** BEGIN Source material **
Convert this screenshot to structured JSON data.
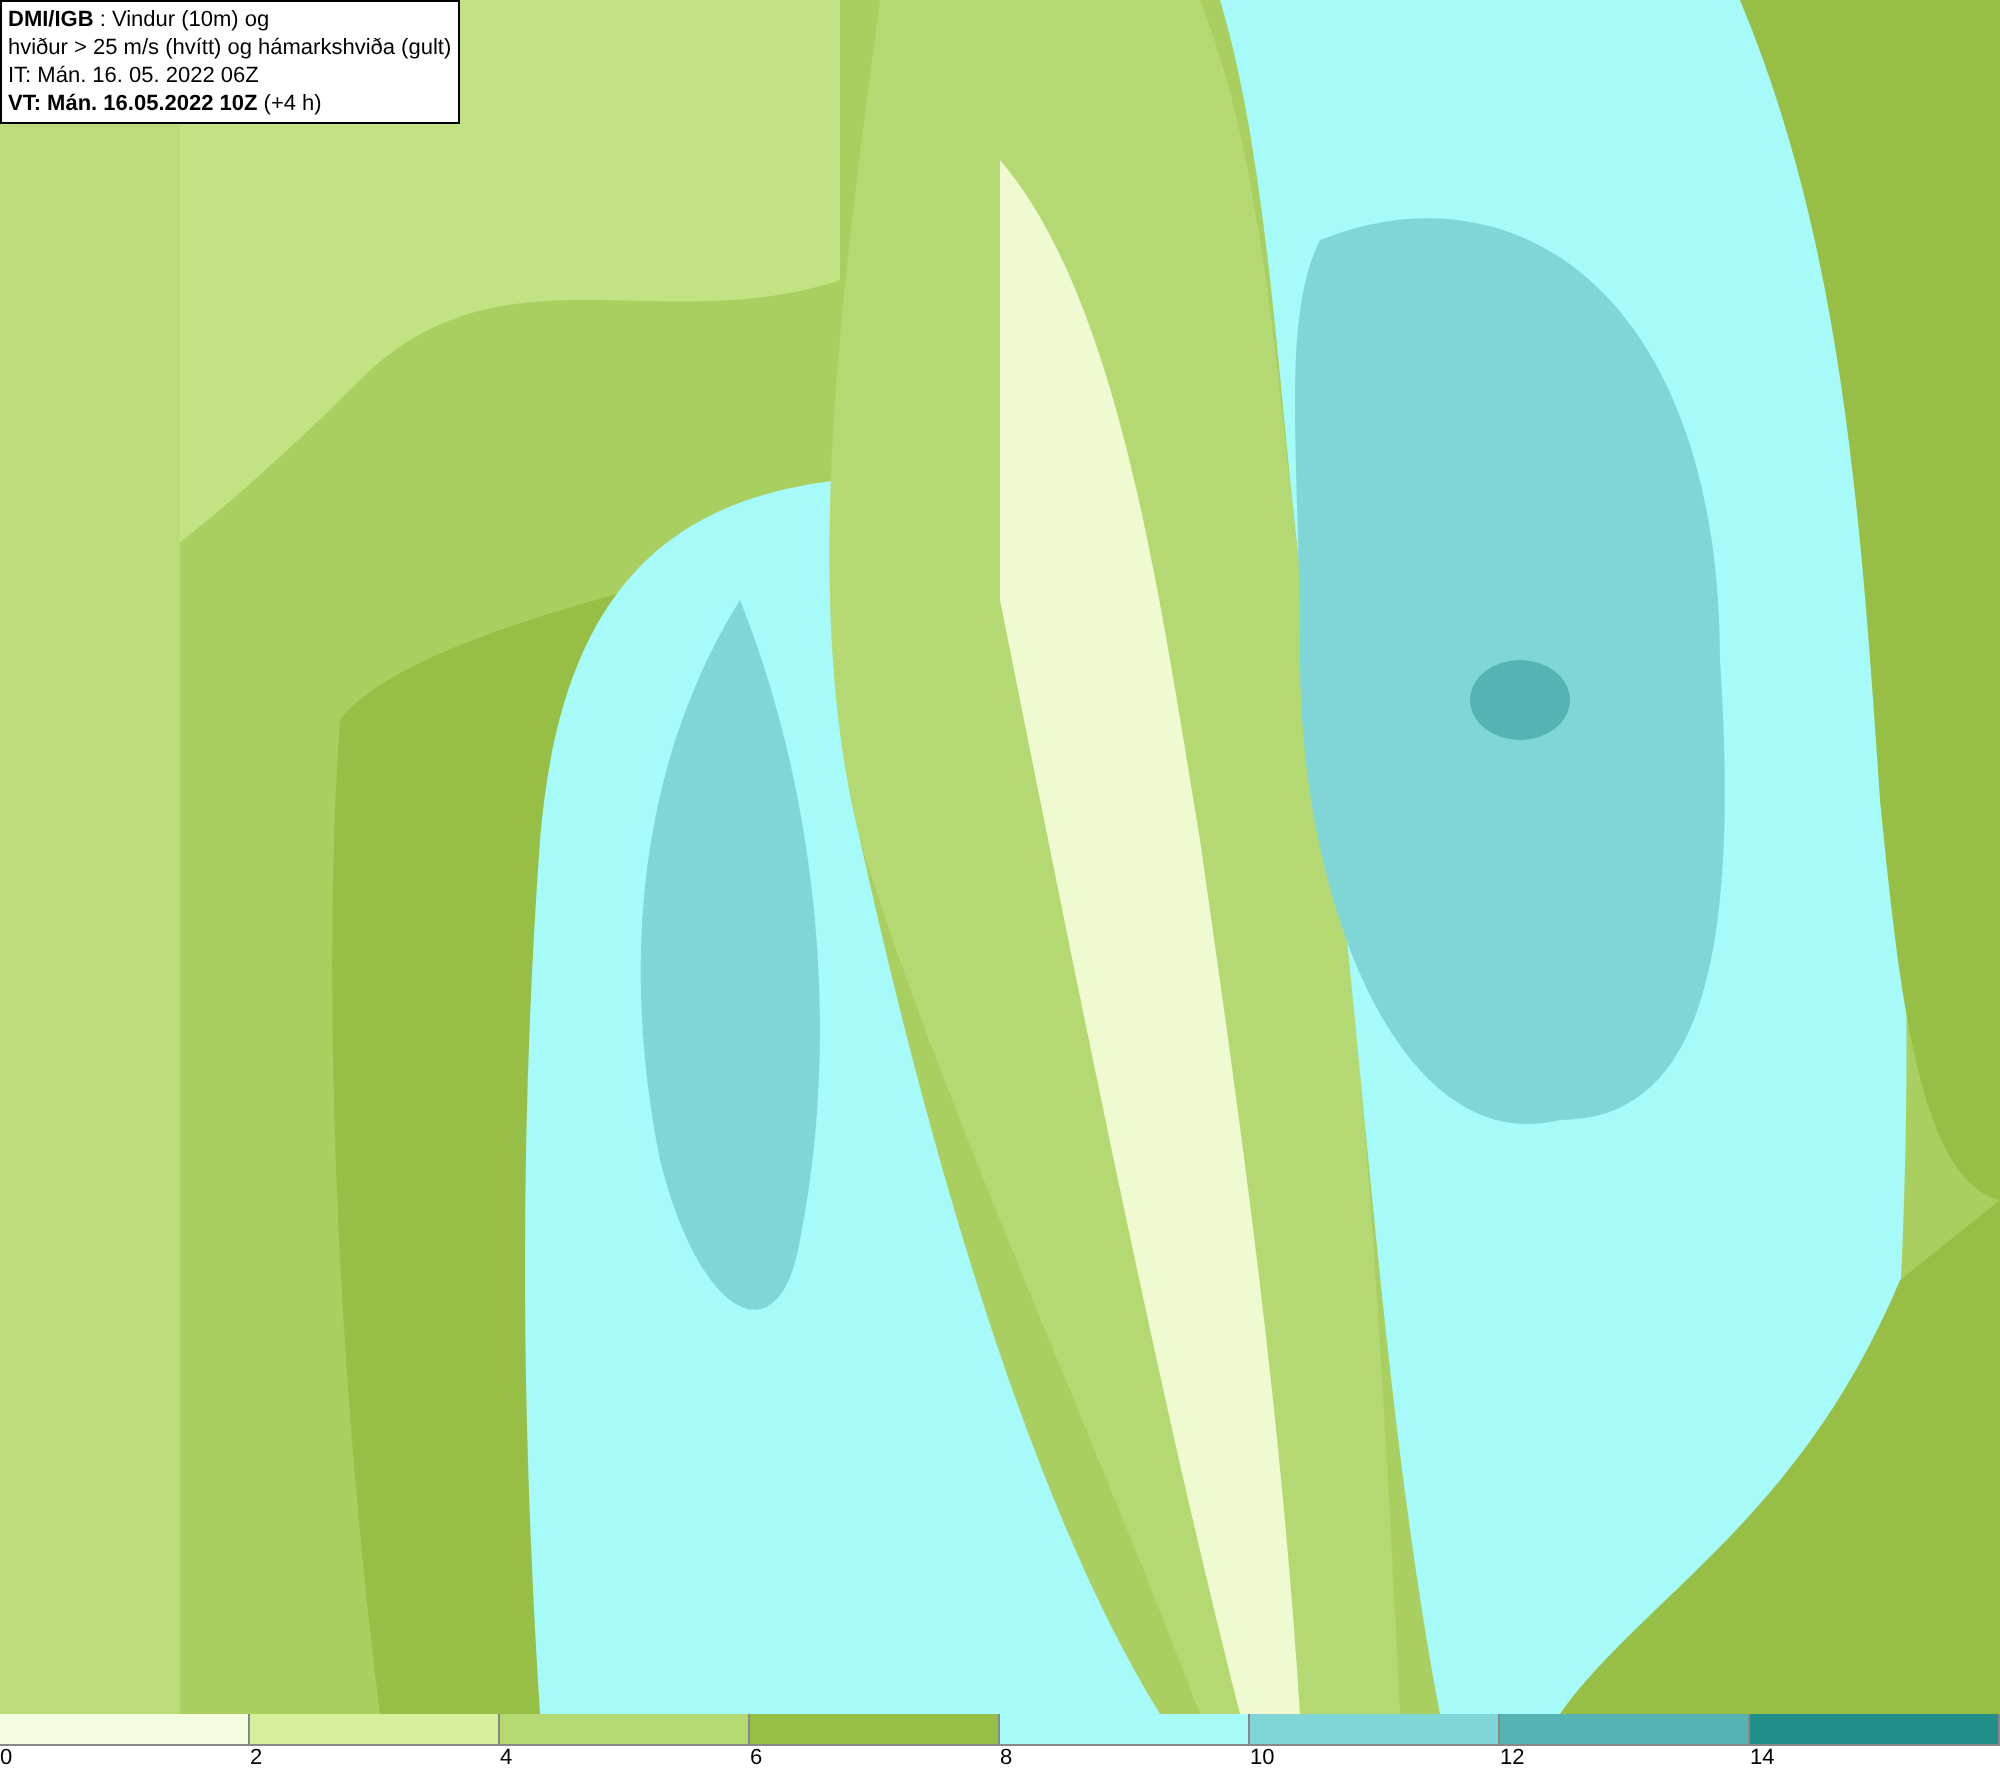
{
  "header": {
    "lines": [
      "**DMI/IGB** : Vindur (10m) og",
      "hviður > 25 m/s (hvítt) og hámarkshviða (gult)",
      "IT: Mán. 16. 05. 2022 06Z",
      "**VT: Mán. 16.05.2022 10Z** (+4 h)"
    ]
  },
  "legend": [
    {
      "label": "0",
      "color": "#f5fde0"
    },
    {
      "label": "2",
      "color": "#d5ef9b"
    },
    {
      "label": "4",
      "color": "#b4d972"
    },
    {
      "label": "6",
      "color": "#97bf45"
    },
    {
      "label": "8",
      "color": "#a6fafa"
    },
    {
      "label": "10",
      "color": "#80d6d6"
    },
    {
      "label": "12",
      "color": "#55b3b3"
    },
    {
      "label": "14",
      "color": "#228e8a"
    }
  ]
}
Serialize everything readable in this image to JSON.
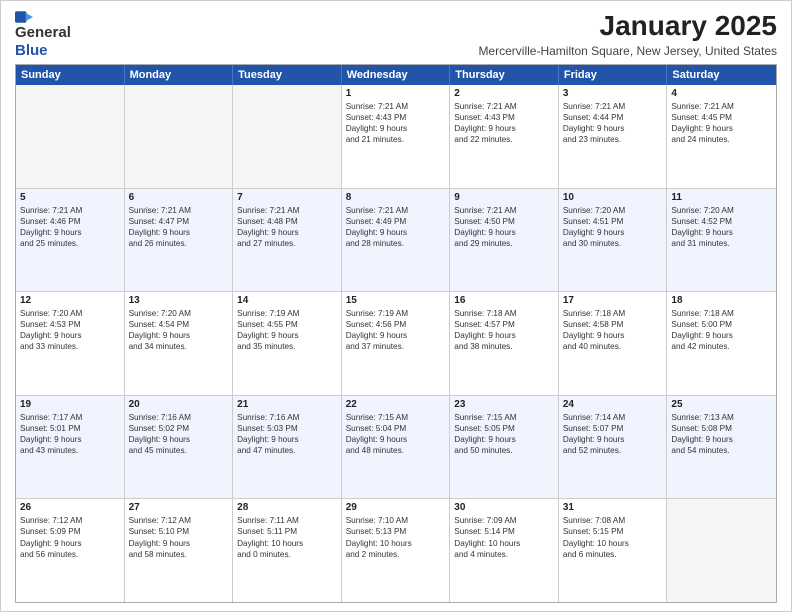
{
  "header": {
    "logo_line1": "General",
    "logo_line2": "Blue",
    "month_title": "January 2025",
    "location": "Mercerville-Hamilton Square, New Jersey, United States"
  },
  "days_of_week": [
    "Sunday",
    "Monday",
    "Tuesday",
    "Wednesday",
    "Thursday",
    "Friday",
    "Saturday"
  ],
  "weeks": [
    [
      {
        "day": "",
        "info": ""
      },
      {
        "day": "",
        "info": ""
      },
      {
        "day": "",
        "info": ""
      },
      {
        "day": "1",
        "info": "Sunrise: 7:21 AM\nSunset: 4:43 PM\nDaylight: 9 hours\nand 21 minutes."
      },
      {
        "day": "2",
        "info": "Sunrise: 7:21 AM\nSunset: 4:43 PM\nDaylight: 9 hours\nand 22 minutes."
      },
      {
        "day": "3",
        "info": "Sunrise: 7:21 AM\nSunset: 4:44 PM\nDaylight: 9 hours\nand 23 minutes."
      },
      {
        "day": "4",
        "info": "Sunrise: 7:21 AM\nSunset: 4:45 PM\nDaylight: 9 hours\nand 24 minutes."
      }
    ],
    [
      {
        "day": "5",
        "info": "Sunrise: 7:21 AM\nSunset: 4:46 PM\nDaylight: 9 hours\nand 25 minutes."
      },
      {
        "day": "6",
        "info": "Sunrise: 7:21 AM\nSunset: 4:47 PM\nDaylight: 9 hours\nand 26 minutes."
      },
      {
        "day": "7",
        "info": "Sunrise: 7:21 AM\nSunset: 4:48 PM\nDaylight: 9 hours\nand 27 minutes."
      },
      {
        "day": "8",
        "info": "Sunrise: 7:21 AM\nSunset: 4:49 PM\nDaylight: 9 hours\nand 28 minutes."
      },
      {
        "day": "9",
        "info": "Sunrise: 7:21 AM\nSunset: 4:50 PM\nDaylight: 9 hours\nand 29 minutes."
      },
      {
        "day": "10",
        "info": "Sunrise: 7:20 AM\nSunset: 4:51 PM\nDaylight: 9 hours\nand 30 minutes."
      },
      {
        "day": "11",
        "info": "Sunrise: 7:20 AM\nSunset: 4:52 PM\nDaylight: 9 hours\nand 31 minutes."
      }
    ],
    [
      {
        "day": "12",
        "info": "Sunrise: 7:20 AM\nSunset: 4:53 PM\nDaylight: 9 hours\nand 33 minutes."
      },
      {
        "day": "13",
        "info": "Sunrise: 7:20 AM\nSunset: 4:54 PM\nDaylight: 9 hours\nand 34 minutes."
      },
      {
        "day": "14",
        "info": "Sunrise: 7:19 AM\nSunset: 4:55 PM\nDaylight: 9 hours\nand 35 minutes."
      },
      {
        "day": "15",
        "info": "Sunrise: 7:19 AM\nSunset: 4:56 PM\nDaylight: 9 hours\nand 37 minutes."
      },
      {
        "day": "16",
        "info": "Sunrise: 7:18 AM\nSunset: 4:57 PM\nDaylight: 9 hours\nand 38 minutes."
      },
      {
        "day": "17",
        "info": "Sunrise: 7:18 AM\nSunset: 4:58 PM\nDaylight: 9 hours\nand 40 minutes."
      },
      {
        "day": "18",
        "info": "Sunrise: 7:18 AM\nSunset: 5:00 PM\nDaylight: 9 hours\nand 42 minutes."
      }
    ],
    [
      {
        "day": "19",
        "info": "Sunrise: 7:17 AM\nSunset: 5:01 PM\nDaylight: 9 hours\nand 43 minutes."
      },
      {
        "day": "20",
        "info": "Sunrise: 7:16 AM\nSunset: 5:02 PM\nDaylight: 9 hours\nand 45 minutes."
      },
      {
        "day": "21",
        "info": "Sunrise: 7:16 AM\nSunset: 5:03 PM\nDaylight: 9 hours\nand 47 minutes."
      },
      {
        "day": "22",
        "info": "Sunrise: 7:15 AM\nSunset: 5:04 PM\nDaylight: 9 hours\nand 48 minutes."
      },
      {
        "day": "23",
        "info": "Sunrise: 7:15 AM\nSunset: 5:05 PM\nDaylight: 9 hours\nand 50 minutes."
      },
      {
        "day": "24",
        "info": "Sunrise: 7:14 AM\nSunset: 5:07 PM\nDaylight: 9 hours\nand 52 minutes."
      },
      {
        "day": "25",
        "info": "Sunrise: 7:13 AM\nSunset: 5:08 PM\nDaylight: 9 hours\nand 54 minutes."
      }
    ],
    [
      {
        "day": "26",
        "info": "Sunrise: 7:12 AM\nSunset: 5:09 PM\nDaylight: 9 hours\nand 56 minutes."
      },
      {
        "day": "27",
        "info": "Sunrise: 7:12 AM\nSunset: 5:10 PM\nDaylight: 9 hours\nand 58 minutes."
      },
      {
        "day": "28",
        "info": "Sunrise: 7:11 AM\nSunset: 5:11 PM\nDaylight: 10 hours\nand 0 minutes."
      },
      {
        "day": "29",
        "info": "Sunrise: 7:10 AM\nSunset: 5:13 PM\nDaylight: 10 hours\nand 2 minutes."
      },
      {
        "day": "30",
        "info": "Sunrise: 7:09 AM\nSunset: 5:14 PM\nDaylight: 10 hours\nand 4 minutes."
      },
      {
        "day": "31",
        "info": "Sunrise: 7:08 AM\nSunset: 5:15 PM\nDaylight: 10 hours\nand 6 minutes."
      },
      {
        "day": "",
        "info": ""
      }
    ]
  ]
}
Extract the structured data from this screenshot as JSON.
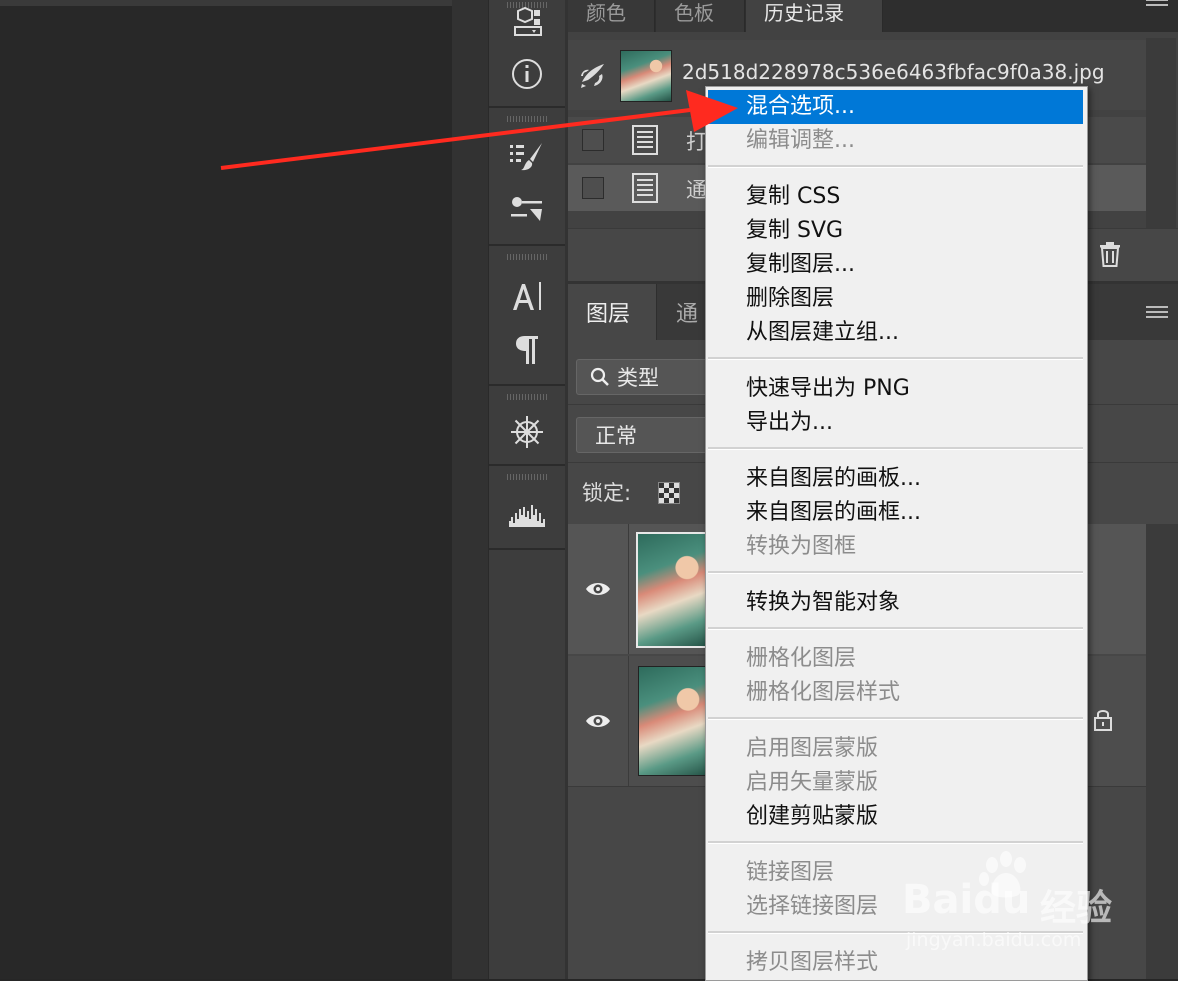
{
  "history_panel": {
    "tabs": [
      "颜色",
      "色板",
      "历史记录"
    ],
    "active_tab": "历史记录",
    "snapshot_name": "2d518d228978c536e6463fbfac9f0a38.jpg",
    "steps": [
      "打",
      "通"
    ]
  },
  "layers_panel": {
    "tabs": [
      "图层",
      "通"
    ],
    "filter_label": "类型",
    "blend_mode": "正常",
    "lock_label": "锁定:"
  },
  "context_menu": {
    "groups": [
      [
        {
          "label": "混合选项...",
          "enabled": true,
          "highlighted": true
        },
        {
          "label": "编辑调整...",
          "enabled": false
        }
      ],
      [
        {
          "label": "复制 CSS",
          "enabled": true
        },
        {
          "label": "复制 SVG",
          "enabled": true
        },
        {
          "label": "复制图层...",
          "enabled": true
        },
        {
          "label": "删除图层",
          "enabled": true
        },
        {
          "label": "从图层建立组...",
          "enabled": true
        }
      ],
      [
        {
          "label": "快速导出为 PNG",
          "enabled": true
        },
        {
          "label": "导出为...",
          "enabled": true
        }
      ],
      [
        {
          "label": "来自图层的画板...",
          "enabled": true
        },
        {
          "label": "来自图层的画框...",
          "enabled": true
        },
        {
          "label": "转换为图框",
          "enabled": false
        }
      ],
      [
        {
          "label": "转换为智能对象",
          "enabled": true
        }
      ],
      [
        {
          "label": "栅格化图层",
          "enabled": false
        },
        {
          "label": "栅格化图层样式",
          "enabled": false
        }
      ],
      [
        {
          "label": "启用图层蒙版",
          "enabled": false
        },
        {
          "label": "启用矢量蒙版",
          "enabled": false
        },
        {
          "label": "创建剪贴蒙版",
          "enabled": true
        }
      ],
      [
        {
          "label": "链接图层",
          "enabled": false
        },
        {
          "label": "选择链接图层",
          "enabled": false
        }
      ],
      [
        {
          "label": "拷贝图层样式",
          "enabled": false
        }
      ]
    ]
  },
  "toolstrip": {
    "icons": [
      "3d-cube-icon",
      "info-icon",
      "brush-presets-icon",
      "adjustments-icon",
      "character-icon",
      "paragraph-icon",
      "navigator-wheel-icon",
      "histogram-icon"
    ]
  },
  "annotation": {
    "arrow_color": "#ff2a1f"
  },
  "watermark": {
    "brand": "Bai",
    "brand_suffix": "du",
    "product": "经验",
    "url": "jingyan.baidu.com"
  },
  "colors": {
    "menu_highlight": "#0078d7",
    "menu_bg": "#f0f0f0",
    "panel_bg": "#474747"
  }
}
** END Source material **
■ Given exercise
Search the records above for the string "data". Copy every line that contains it.

■ Result
Convert this screenshot to structured JSON data.
Extract the structured data from this screenshot as JSON.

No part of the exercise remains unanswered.